# TASK GOAL
Set the listing down again in full, word for word, with the pictures left out.

# SUPPLIED INFORMATION
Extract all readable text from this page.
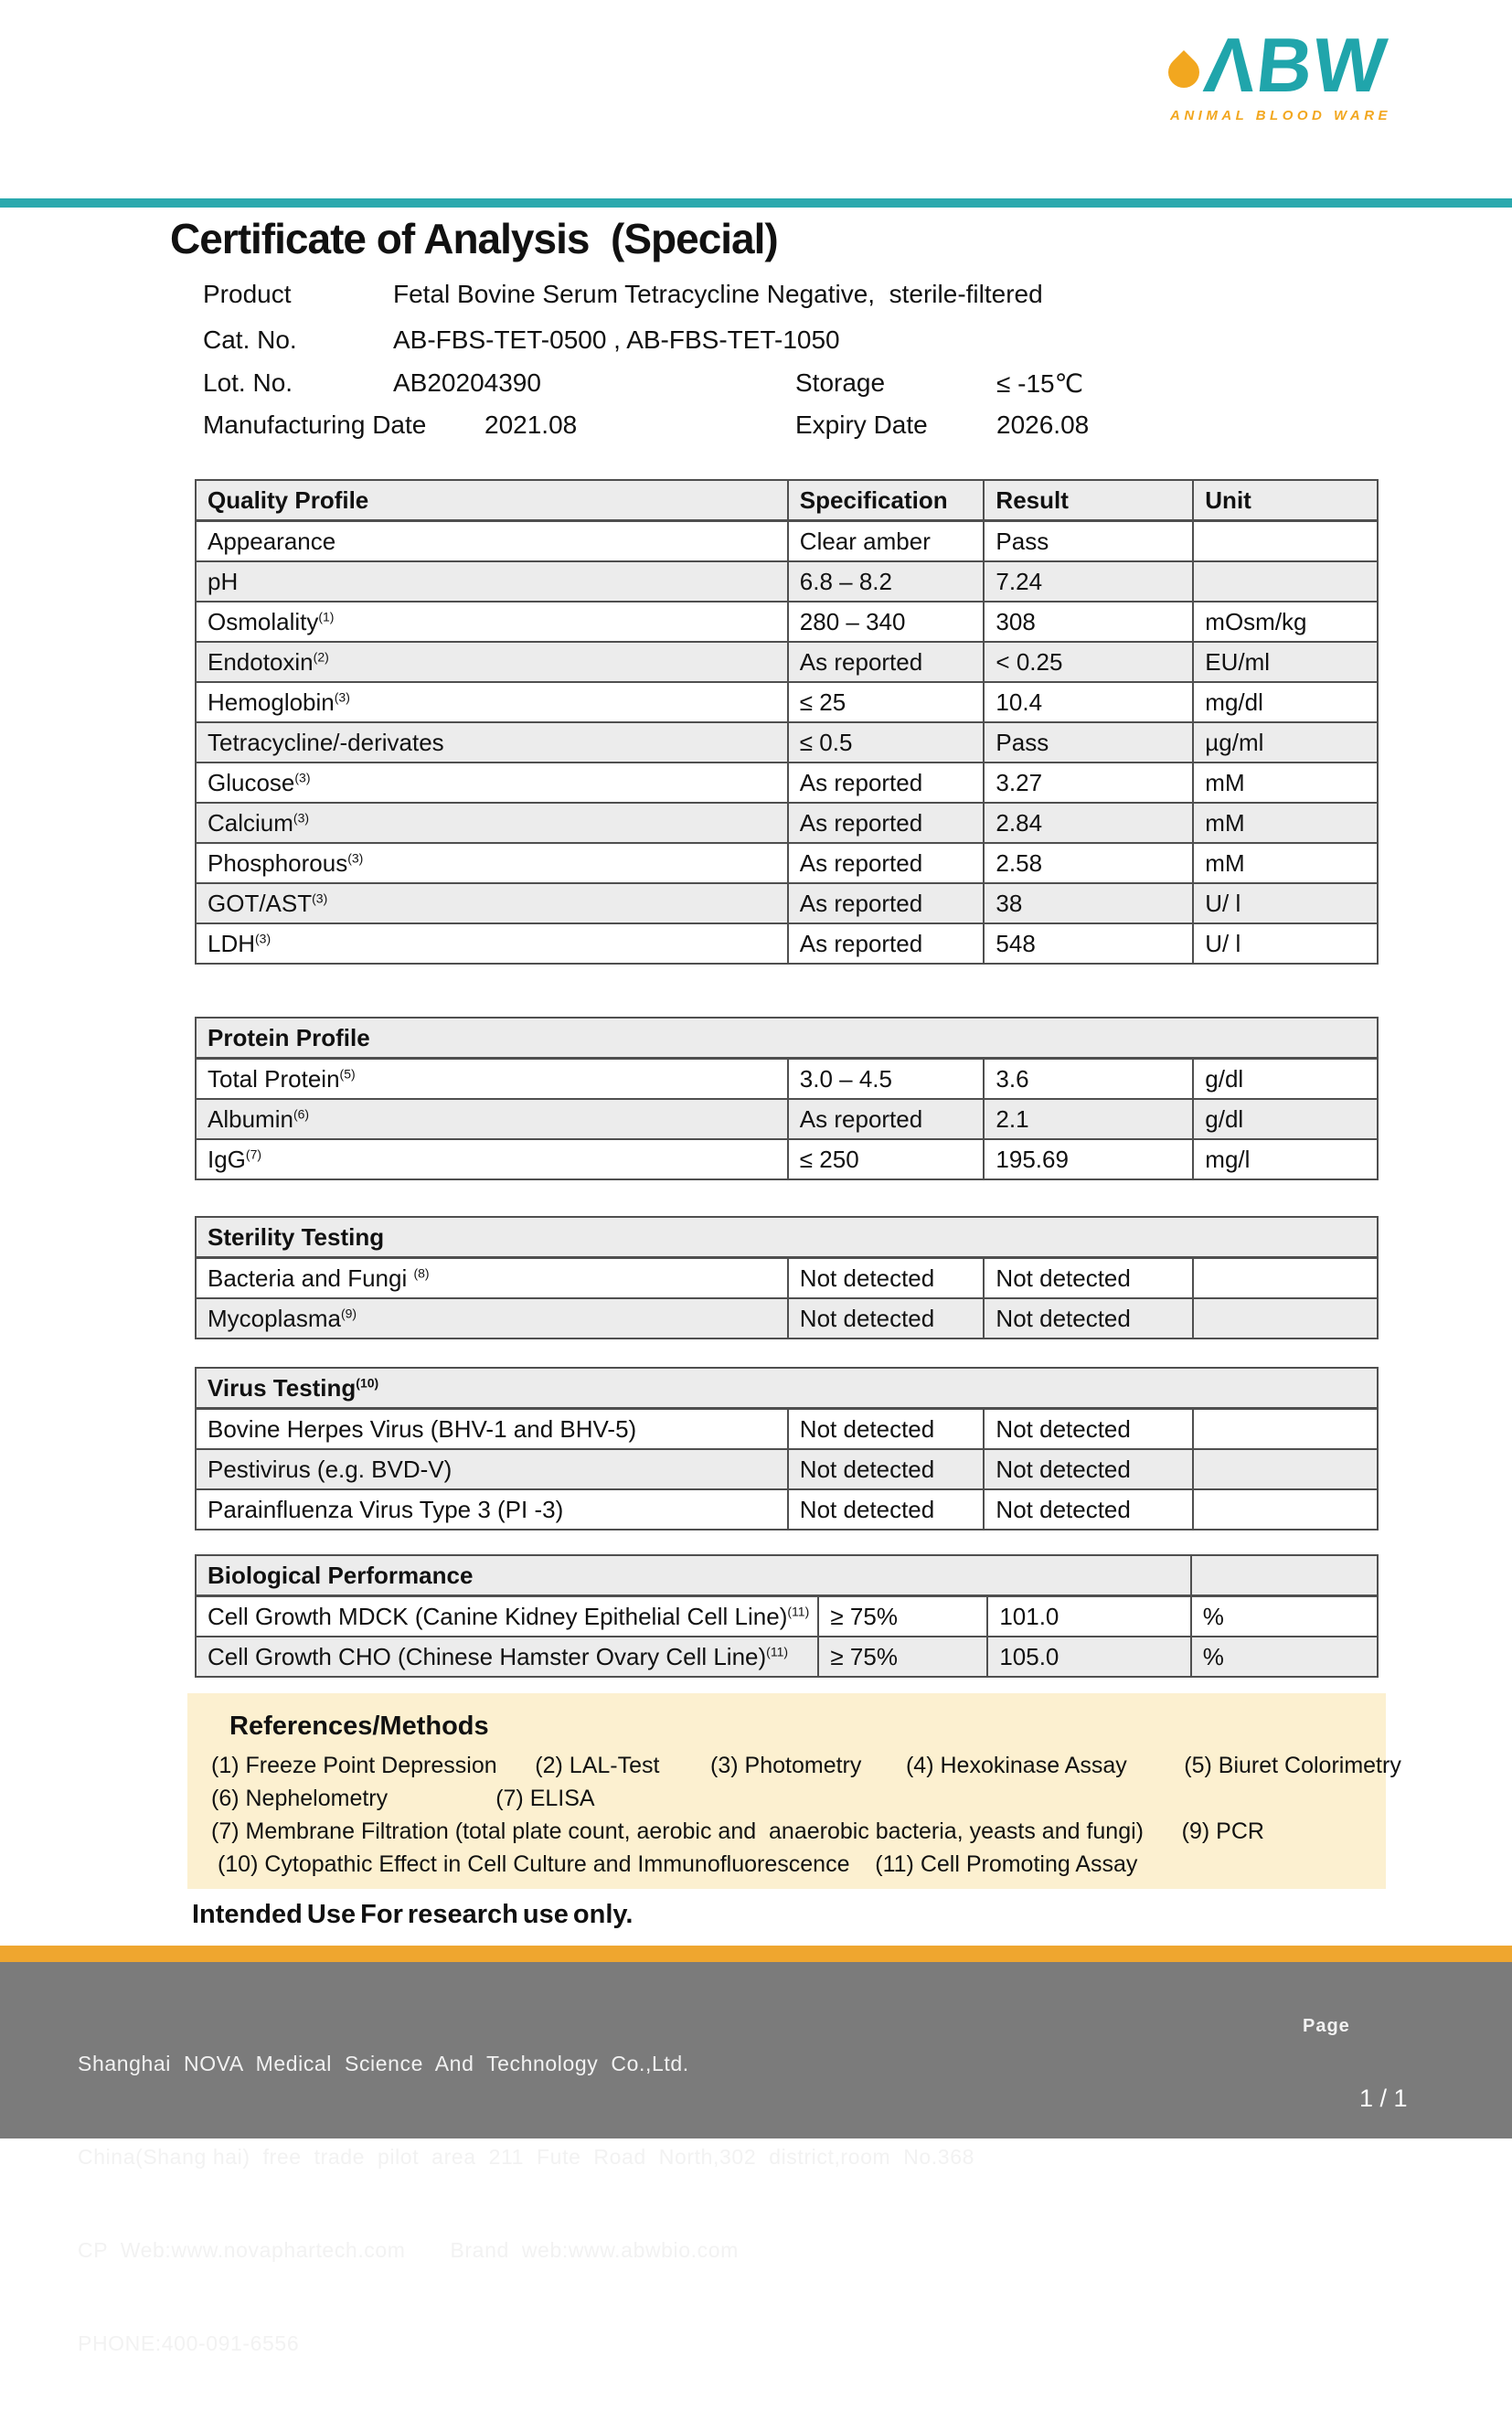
ΛBW
ANIMAL BLOOD WARE
Certificate of Analysis  (Special)
Product	Fetal Bovine Serum Tetracycline Negative,  sterile-filtered
Cat. No.	AB-FBS-TET-0500 , AB-FBS-TET-1050
Lot. No.	AB20204390	Storage	≤ -15℃
Manufacturing Date 2021.08	Expiry Date	2026.08
Quality Profile	Specification	Result	Unit
Appearance	Clear amber	Pass	
pH	6.8 – 8.2	7.24	
Osmolality$^{(1)}$	280 – 340	308	mOsm/kg
Endotoxin$^{(2)}$	As reported	< 0.25	EU/ml
Hemoglobin$^{(3)}$	≤ 25	10.4	mg/dl
Tetracycline/-derivates	≤ 0.5	Pass	µg/ml
Glucose$^{(3)}$	As reported	3.27	mM
Calcium$^{(3)}$	As reported	2.84	mM
Phosphorous$^{(3)}$	As reported	2.58	mM
GOT/AST$^{(3)}$	As reported	38	U/ l
LDH$^{(3)}$	As reported	548	U/ l
Protein Profile			
Total Protein$^{(5)}$	3.0 – 4.5	3.6	g/dl
Albumin$^{(6)}$	As reported	2.1	g/dl
IgG$^{(7)}$	≤ 250	195.69	mg/l
Sterility Testing			
Bacteria and Fungi $^{(8)}$	Not detected	Not detected	
Mycoplasma$^{(9)}$	Not detected	Not detected	
Virus Testing$^{(10)}$
Bovine Herpes Virus (BHV-1 and BHV-5)	Not detected	Not detected	
Pestivirus (e.g. BVD-V)	Not detected	Not detected	
Parainfluenza Virus Type 3 (PI -3)	Not detected	Not detected	
Biological Performance			
Cell Growth MDCK (Canine Kidney Epithelial Cell Line)$^{(11)}$	≥ 75%	101.0	%
Cell Growth CHO (Chinese Hamster Ovary Cell Line)$^{(11)}$	≥ 75%	105.0	%
References/Methods
(1) Freeze Point Depression      (2) LAL-Test        (3) Photometry       (4) Hexokinase Assay         (5) Biuret Colorimetry
(6) Nephelometry                 (7) ELISA
(7) Membrane Filtration (total plate count, aerobic and  anaerobic bacteria, yeasts and fungi)      (9) PCR
(10) Cytopathic Effect in Cell Culture and Immunofluorescence    (11) Cell Promoting Assay
Intended Use For research use only.

Shanghai  NOVA  Medical  Science  And  Technology  Co.,Ltd.

China(Shang hai)  free  trade  pilot  area  211  Fute  Road  North,302  district,room  No.368

CP  Web:www.novaphartech.com       Brand  web:www.abwbio.com

PHONE:400-091-6556

Page
1 / 1
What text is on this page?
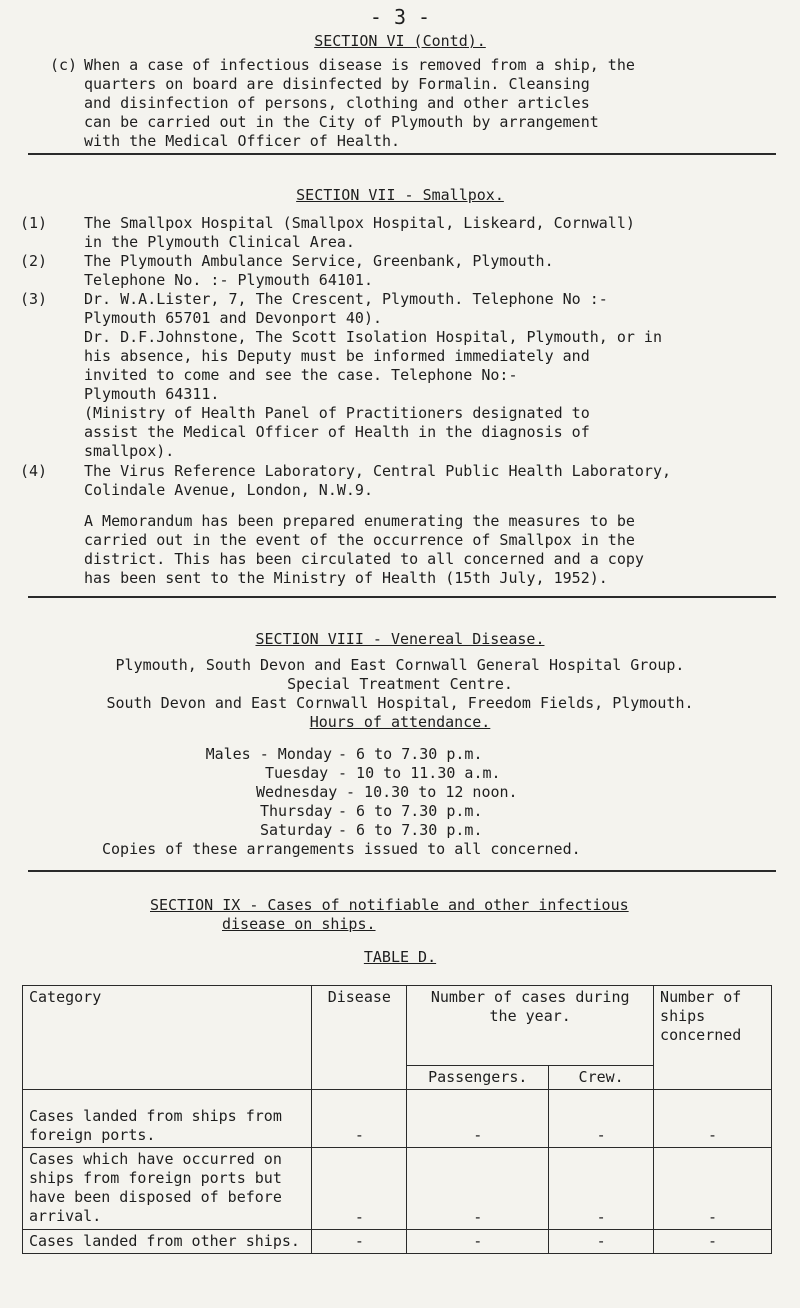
- 3 -
SECTION VI (Contd).
(c) When a case of infectious disease is removed from a ship, the
quarters on board are disinfected by Formalin. Cleansing
and disinfection of persons, clothing and other articles
can be carried out in the City of Plymouth by arrangement
with the Medical Officer of Health.
SECTION VII - Smallpox.
(1) The Smallpox Hospital (Smallpox Hospital, Liskeard, Cornwall)
in the Plymouth Clinical Area.
(2) The Plymouth Ambulance Service, Greenbank, Plymouth.
Telephone No. :- Plymouth 64101.
(3) Dr. W.A.Lister, 7, The Crescent, Plymouth. Telephone No :-
Plymouth 65701 and Devonport 40).
Dr. D.F.Johnstone, The Scott Isolation Hospital, Plymouth, or in
his absence, his Deputy must be informed immediately and
invited to come and see the case. Telephone No:-
Plymouth 64311.
(Ministry of Health Panel of Practitioners designated to
assist the Medical Officer of Health in the diagnosis of
smallpox).
(4) The Virus Reference Laboratory, Central Public Health Laboratory,
Colindale Avenue, London, N.W.9.
A Memorandum has been prepared enumerating the measures to be
carried out in the event of the occurrence of Smallpox in the
district. This has been circulated to all concerned and a copy
has been sent to the Ministry of Health (15th July, 1952).
SECTION VIII - Venereal Disease.
Plymouth, South Devon and East Cornwall General Hospital Group.
Special Treatment Centre.
South Devon and East Cornwall Hospital, Freedom Fields, Plymouth.
Hours of attendance.
Males - Monday - 6 to 7.30 p.m.
Tuesday - 10 to 11.30 a.m.
Wednesday - 10.30 to 12 noon.
Thursday - 6 to 7.30 p.m.
Saturday - 6 to 7.30 p.m.
Copies of these arrangements issued to all concerned.
SECTION IX - Cases of notifiable and other infectious
disease on ships.
TABLE D.
Category	Disease	Number of cases during the year.		Number of ships concerned
		Passengers.	Crew.	
Cases landed from ships from foreign ports.	-	-	-	-
Cases which have occurred on ships from foreign ports but have been disposed of before arrival.	-	-	-	-
Cases landed from other ships.	-	-	-	-
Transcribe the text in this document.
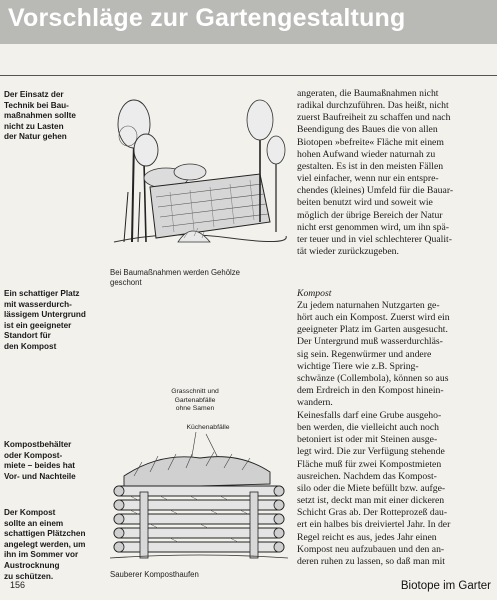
Vorschläge zur Gartengestaltung
Der Einsatz der
Technik bei Bau-
maßnahmen sollte
nicht zu Lasten
der Natur gehen
Ein schattiger Platz
mit wasserdurch-
lässigem Untergrund
ist ein geeigneter
Standort für
den Kompost
Kompostbehälter
oder Kompost-
miete – beides hat
Vor- und Nachteile
Der Kompost
sollte an einem
schattigen Plätzchen
angelegt werden, um
ihn im Sommer vor
Austrocknung
zu schützen.
Bei Baumaßnahmen werden Gehölze
geschont
Grasschnitt und
Gartenabfälle
ohne Samen
Küchenabfälle
Sauberer Komposthaufen
angeraten, die Baumaßnahmen nicht
radikal durchzuführen. Das heißt, nicht
zuerst Baufreiheit zu schaffen und nach
Beendigung des Baues die von allen
Biotopen »befreite« Fläche mit einem
hohen Aufwand wieder naturnah zu
gestalten. Es ist in den meisten Fällen
viel einfacher, wenn nur ein entspre-
chendes (kleines) Umfeld für die Bauar-
beiten benutzt wird und soweit wie
möglich der übrige Bereich der Natur
nicht erst genommen wird, um ihn spä-
ter teuer und in viel schlechterer Qualit-
tät wieder zurückzugeben.
Kompost
Zu jedem naturnahen Nutzgarten ge-
hört auch ein Kompost. Zuerst wird ein
geeigneter Platz im Garten ausgesucht.
Der Untergrund muß wasserdurchläs-
sig sein. Regenwürmer und andere
wichtige Tiere wie z.B. Spring-
schwänze (Collembola), können so aus
dem Erdreich in den Kompost hinein-
wandern.
Keinesfalls darf eine Grube ausgeho-
ben werden, die vielleicht auch noch
betoniert ist oder mit Steinen ausge-
legt wird. Die zur Verfügung stehende
Fläche muß für zwei Kompostmieten
ausreichen. Nachdem das Kompost-
silo oder die Miete befüllt bzw. aufge-
setzt ist, deckt man mit einer dickeren
Schicht Gras ab. Der Rotteprozeß dau-
ert ein halbes bis dreiviertel Jahr. In der
Regel reicht es aus, jedes Jahr einen
Kompost neu aufzubauen und den an-
deren ruhen zu lassen, so daß man mit
156	Biotope im Garter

# TASK SOLUTION
Extract all readable text from this page.
ΛBW
ANIMAL BLOOD WARE
Certificate of Analysis  (Special)
Product	Fetal Bovine Serum Tetracycline Negative,  sterile-filtered
Cat. No.	AB-FBS-TET-0500 , AB-FBS-TET-1050
Lot. No.	AB20204390	Storage	≤ -15℃
Manufacturing Date 2021.08	Expiry Date	2026.08
Quality Profile	Specification	Result	Unit
Appearance	Clear amber	Pass	
pH	6.8 – 8.2	7.24	
Osmolality$^{(1)}$	280 – 340	308	mOsm/kg
Endotoxin$^{(2)}$	As reported	< 0.25	EU/ml
Hemoglobin$^{(3)}$	≤ 25	10.4	mg/dl
Tetracycline/-derivates	≤ 0.5	Pass	µg/ml
Glucose$^{(3)}$	As reported	3.27	mM
Calcium$^{(3)}$	As reported	2.84	mM
Phosphorous$^{(3)}$	As reported	2.58	mM
GOT/AST$^{(3)}$	As reported	38	U/ l
LDH$^{(3)}$	As reported	548	U/ l
Protein Profile			
Total Protein$^{(5)}$	3.0 – 4.5	3.6	g/dl
Albumin$^{(6)}$	As reported	2.1	g/dl
IgG$^{(7)}$	≤ 250	195.69	mg/l
Sterility Testing			
Bacteria and Fungi $^{(8)}$	Not detected	Not detected	
Mycoplasma$^{(9)}$	Not detected	Not detected	
Virus Testing$^{(10)}$
Bovine Herpes Virus (BHV-1 and BHV-5)	Not detected	Not detected	
Pestivirus (e.g. BVD-V)	Not detected	Not detected	
Parainfluenza Virus Type 3 (PI -3)	Not detected	Not detected	
Biological Performance			
Cell Growth MDCK (Canine Kidney Epithelial Cell Line)$^{(11)}$	≥ 75%	101.0	%
Cell Growth CHO (Chinese Hamster Ovary Cell Line)$^{(11)}$	≥ 75%	105.0	%
References/Methods
(1) Freeze Point Depression      (2) LAL-Test        (3) Photometry       (4) Hexokinase Assay         (5) Biuret Colorimetry
(6) Nephelometry                 (7) ELISA
(7) Membrane Filtration (total plate count, aerobic and  anaerobic bacteria, yeasts and fungi)      (9) PCR
(10) Cytopathic Effect in Cell Culture and Immunofluorescence    (11) Cell Promoting Assay
Intended Use For research use only.

Shanghai  NOVA  Medical  Science  And  Technology  Co.,Ltd.

China(Shang hai)  free  trade  pilot  area  211  Fute  Road  North,302  district,room  No.368

CP  Web:www.novaphartech.com       Brand  web:www.abwbio.com

PHONE:400-091-6556

Page
1 / 1
What text is on this page?
- 3 -
SECTION VI (Contd).
(c) When a case of infectious disease is removed from a ship, the
quarters on board are disinfected by Formalin. Cleansing
and disinfection of persons, clothing and other articles
can be carried out in the City of Plymouth by arrangement
with the Medical Officer of Health.
SECTION VII - Smallpox.
(1) The Smallpox Hospital (Smallpox Hospital, Liskeard, Cornwall)
in the Plymouth Clinical Area.
(2) The Plymouth Ambulance Service, Greenbank, Plymouth.
Telephone No. :- Plymouth 64101.
(3) Dr. W.A.Lister, 7, The Crescent, Plymouth. Telephone No :-
Plymouth 65701 and Devonport 40).
Dr. D.F.Johnstone, The Scott Isolation Hospital, Plymouth, or in
his absence, his Deputy must be informed immediately and
invited to come and see the case. Telephone No:-
Plymouth 64311.
(Ministry of Health Panel of Practitioners designated to
assist the Medical Officer of Health in the diagnosis of
smallpox).
(4) The Virus Reference Laboratory, Central Public Health Laboratory,
Colindale Avenue, London, N.W.9.
A Memorandum has been prepared enumerating the measures to be
carried out in the event of the occurrence of Smallpox in the
district. This has been circulated to all concerned and a copy
has been sent to the Ministry of Health (15th July, 1952).
SECTION VIII - Venereal Disease.
Plymouth, South Devon and East Cornwall General Hospital Group.
Special Treatment Centre.
South Devon and East Cornwall Hospital, Freedom Fields, Plymouth.
Hours of attendance.
Males - Monday - 6 to 7.30 p.m.
Tuesday - 10 to 11.30 a.m.
Wednesday - 10.30 to 12 noon.
Thursday - 6 to 7.30 p.m.
Saturday - 6 to 7.30 p.m.
Copies of these arrangements issued to all concerned.
SECTION IX - Cases of notifiable and other infectious
disease on ships.
TABLE D.
Category	Disease	Number of cases during the year.		Number of ships concerned
		Passengers.	Crew.	
Cases landed from ships from foreign ports.	-	-	-	-
Cases which have occurred on ships from foreign ports but have been disposed of before arrival.	-	-	-	-
Cases landed from other ships.	-	-	-	-
Transcribe the text in this document.
Vorschläge zur Gartengestaltung
Der Einsatz der
Technik bei Bau-
maßnahmen sollte
nicht zu Lasten
der Natur gehen
Ein schattiger Platz
mit wasserdurch-
lässigem Untergrund
ist ein geeigneter
Standort für
den Kompost
Kompostbehälter
oder Kompost-
miete – beides hat
Vor- und Nachteile
Der Kompost
sollte an einem
schattigen Plätzchen
angelegt werden, um
ihn im Sommer vor
Austrocknung
zu schützen.
Bei Baumaßnahmen werden Gehölze
geschont
Grasschnitt und
Gartenabfälle
ohne Samen
Küchenabfälle
Sauberer Komposthaufen
angeraten, die Baumaßnahmen nicht
radikal durchzuführen. Das heißt, nicht
zuerst Baufreiheit zu schaffen und nach
Beendigung des Baues die von allen
Biotopen »befreite« Fläche mit einem
hohen Aufwand wieder naturnah zu
gestalten. Es ist in den meisten Fällen
viel einfacher, wenn nur ein entspre-
chendes (kleines) Umfeld für die Bauar-
beiten benutzt wird und soweit wie
möglich der übrige Bereich der Natur
nicht erst genommen wird, um ihn spä-
ter teuer und in viel schlechterer Qualit-
tät wieder zurückzugeben.
Kompost
Zu jedem naturnahen Nutzgarten ge-
hört auch ein Kompost. Zuerst wird ein
geeigneter Platz im Garten ausgesucht.
Der Untergrund muß wasserdurchläs-
sig sein. Regenwürmer und andere
wichtige Tiere wie z.B. Spring-
schwänze (Collembola), können so aus
dem Erdreich in den Kompost hinein-
wandern.
Keinesfalls darf eine Grube ausgeho-
ben werden, die vielleicht auch noch
betoniert ist oder mit Steinen ausge-
legt wird. Die zur Verfügung stehende
Fläche muß für zwei Kompostmieten
ausreichen. Nachdem das Kompost-
silo oder die Miete befüllt bzw. aufge-
setzt ist, deckt man mit einer dickeren
Schicht Gras ab. Der Rotteprozeß dau-
ert ein halbes bis dreiviertel Jahr. In der
Regel reicht es aus, jedes Jahr einen
Kompost neu aufzubauen und den an-
deren ruhen zu lassen, so daß man mit
156	Biotope im Garter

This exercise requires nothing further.